Write out all of the records precisely. Skip anything that is a picture.

## Excerpt from a dataset

▬▬▬▬▬▬

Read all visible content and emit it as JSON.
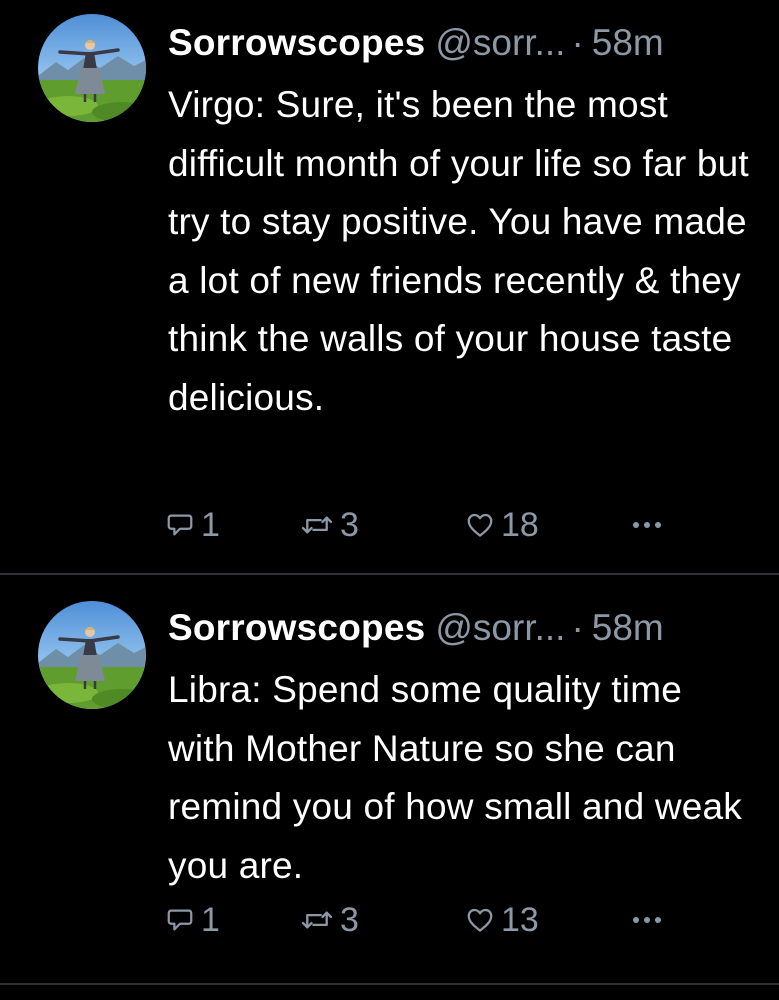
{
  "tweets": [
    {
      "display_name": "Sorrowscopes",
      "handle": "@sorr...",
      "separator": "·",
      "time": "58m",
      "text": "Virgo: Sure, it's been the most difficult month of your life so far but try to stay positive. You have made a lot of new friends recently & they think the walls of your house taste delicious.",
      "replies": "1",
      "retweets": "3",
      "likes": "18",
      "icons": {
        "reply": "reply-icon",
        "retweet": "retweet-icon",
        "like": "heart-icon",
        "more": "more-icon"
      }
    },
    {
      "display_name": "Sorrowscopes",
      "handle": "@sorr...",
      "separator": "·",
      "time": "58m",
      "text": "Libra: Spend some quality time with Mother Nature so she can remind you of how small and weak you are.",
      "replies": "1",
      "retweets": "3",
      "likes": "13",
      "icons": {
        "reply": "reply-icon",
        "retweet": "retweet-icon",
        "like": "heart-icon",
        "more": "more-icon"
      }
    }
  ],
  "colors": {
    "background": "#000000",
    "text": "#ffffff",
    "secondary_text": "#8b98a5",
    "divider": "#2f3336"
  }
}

▬▬▬▬▬▬

## TASK SOLUTION
Read all visible content and emit it as JSON.
{
  "tweets": [
    {
      "display_name": "Sorrowscopes",
      "handle": "@sorr...",
      "separator": "·",
      "time": "58m",
      "text": "Virgo: Sure, it's been the most difficult month of your life so far but try to stay positive. You have made a lot of new friends recently & they think the walls of your house taste delicious.",
      "replies": "1",
      "retweets": "3",
      "likes": "18",
      "icons": {
        "reply": "reply-icon",
        "retweet": "retweet-icon",
        "like": "heart-icon",
        "more": "more-icon"
      }
    },
    {
      "display_name": "Sorrowscopes",
      "handle": "@sorr...",
      "separator": "·",
      "time": "58m",
      "text": "Libra: Spend some quality time with Mother Nature so she can remind you of how small and weak you are.",
      "replies": "1",
      "retweets": "3",
      "likes": "13",
      "icons": {
        "reply": "reply-icon",
        "retweet": "retweet-icon",
        "like": "heart-icon",
        "more": "more-icon"
      }
    }
  ],
  "colors": {
    "background": "#000000",
    "text": "#ffffff",
    "secondary_text": "#8b98a5",
    "divider": "#2f3336"
  }
}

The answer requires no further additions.